_Exercise task_
Look for "ylabel" in each line of the entries, and return the matching lines.

_Data_
## Start

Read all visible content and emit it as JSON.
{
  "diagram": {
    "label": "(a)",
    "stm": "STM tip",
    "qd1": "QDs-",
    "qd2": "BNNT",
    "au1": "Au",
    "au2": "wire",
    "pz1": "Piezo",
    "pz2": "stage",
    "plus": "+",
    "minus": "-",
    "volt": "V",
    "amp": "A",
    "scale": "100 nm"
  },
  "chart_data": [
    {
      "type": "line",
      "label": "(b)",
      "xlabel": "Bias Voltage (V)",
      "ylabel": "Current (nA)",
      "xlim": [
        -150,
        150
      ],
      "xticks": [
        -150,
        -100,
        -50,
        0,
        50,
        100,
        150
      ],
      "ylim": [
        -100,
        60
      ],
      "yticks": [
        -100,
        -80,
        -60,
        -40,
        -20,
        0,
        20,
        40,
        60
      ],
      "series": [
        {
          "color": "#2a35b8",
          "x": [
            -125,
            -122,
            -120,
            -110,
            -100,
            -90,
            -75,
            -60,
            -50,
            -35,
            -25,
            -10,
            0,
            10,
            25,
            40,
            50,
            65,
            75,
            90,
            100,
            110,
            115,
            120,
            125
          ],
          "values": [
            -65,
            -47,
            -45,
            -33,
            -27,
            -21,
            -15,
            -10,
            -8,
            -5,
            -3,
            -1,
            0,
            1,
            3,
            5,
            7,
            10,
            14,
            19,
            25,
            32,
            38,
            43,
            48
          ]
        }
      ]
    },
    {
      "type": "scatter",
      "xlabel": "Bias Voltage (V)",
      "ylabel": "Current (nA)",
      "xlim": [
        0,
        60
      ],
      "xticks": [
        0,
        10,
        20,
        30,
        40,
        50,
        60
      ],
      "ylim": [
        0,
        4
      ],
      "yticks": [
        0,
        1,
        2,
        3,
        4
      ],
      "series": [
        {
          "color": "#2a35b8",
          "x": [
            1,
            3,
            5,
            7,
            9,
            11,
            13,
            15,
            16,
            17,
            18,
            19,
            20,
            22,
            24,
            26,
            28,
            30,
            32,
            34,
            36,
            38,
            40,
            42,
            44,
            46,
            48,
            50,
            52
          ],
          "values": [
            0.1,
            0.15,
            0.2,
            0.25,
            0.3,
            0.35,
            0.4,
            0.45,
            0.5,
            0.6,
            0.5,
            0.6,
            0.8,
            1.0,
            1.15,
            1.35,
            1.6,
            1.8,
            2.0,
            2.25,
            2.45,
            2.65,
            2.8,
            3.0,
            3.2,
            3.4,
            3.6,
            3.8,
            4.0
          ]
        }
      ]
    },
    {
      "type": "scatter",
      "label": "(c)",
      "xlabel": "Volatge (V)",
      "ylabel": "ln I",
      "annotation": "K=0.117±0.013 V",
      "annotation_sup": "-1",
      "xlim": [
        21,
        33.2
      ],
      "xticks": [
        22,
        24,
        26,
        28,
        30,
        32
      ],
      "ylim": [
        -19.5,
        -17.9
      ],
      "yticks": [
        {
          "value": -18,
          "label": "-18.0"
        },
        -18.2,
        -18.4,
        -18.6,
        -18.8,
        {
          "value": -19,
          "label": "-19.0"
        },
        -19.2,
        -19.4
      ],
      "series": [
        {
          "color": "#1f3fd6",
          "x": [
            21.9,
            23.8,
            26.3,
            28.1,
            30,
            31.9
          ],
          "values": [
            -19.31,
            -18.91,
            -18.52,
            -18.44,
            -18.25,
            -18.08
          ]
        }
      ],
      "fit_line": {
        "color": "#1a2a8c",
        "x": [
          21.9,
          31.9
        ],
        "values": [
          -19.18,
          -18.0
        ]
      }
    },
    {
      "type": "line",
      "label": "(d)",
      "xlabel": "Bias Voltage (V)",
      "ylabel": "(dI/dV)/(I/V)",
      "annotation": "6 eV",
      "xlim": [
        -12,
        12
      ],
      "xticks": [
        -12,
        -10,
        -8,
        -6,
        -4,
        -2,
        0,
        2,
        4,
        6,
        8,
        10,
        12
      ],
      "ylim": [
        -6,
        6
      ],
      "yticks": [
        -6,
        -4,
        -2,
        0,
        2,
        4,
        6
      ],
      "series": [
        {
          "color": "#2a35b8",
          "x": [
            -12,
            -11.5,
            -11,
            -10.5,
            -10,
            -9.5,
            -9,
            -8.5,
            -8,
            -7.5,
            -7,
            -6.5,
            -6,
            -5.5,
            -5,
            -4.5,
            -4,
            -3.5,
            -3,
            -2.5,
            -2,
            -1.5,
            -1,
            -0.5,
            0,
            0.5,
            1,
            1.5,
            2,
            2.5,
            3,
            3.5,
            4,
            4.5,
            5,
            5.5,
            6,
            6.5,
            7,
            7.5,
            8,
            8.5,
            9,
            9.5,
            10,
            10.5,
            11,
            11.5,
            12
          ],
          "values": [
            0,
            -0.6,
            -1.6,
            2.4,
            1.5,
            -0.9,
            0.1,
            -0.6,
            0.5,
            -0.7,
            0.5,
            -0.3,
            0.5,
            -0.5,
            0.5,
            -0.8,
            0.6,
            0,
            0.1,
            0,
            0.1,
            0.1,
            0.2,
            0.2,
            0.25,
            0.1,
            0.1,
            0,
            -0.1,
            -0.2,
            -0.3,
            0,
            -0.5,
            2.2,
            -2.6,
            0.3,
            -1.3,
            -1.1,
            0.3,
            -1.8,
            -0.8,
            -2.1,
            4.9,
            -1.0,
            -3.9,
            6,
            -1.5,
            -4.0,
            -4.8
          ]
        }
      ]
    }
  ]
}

## End

_Final result_
      "ylabel": "Current (nA)",
      "ylabel": "Current (nA)",
      "ylabel": "ln I",
      "ylabel": "(dI/dV)/(I/V)",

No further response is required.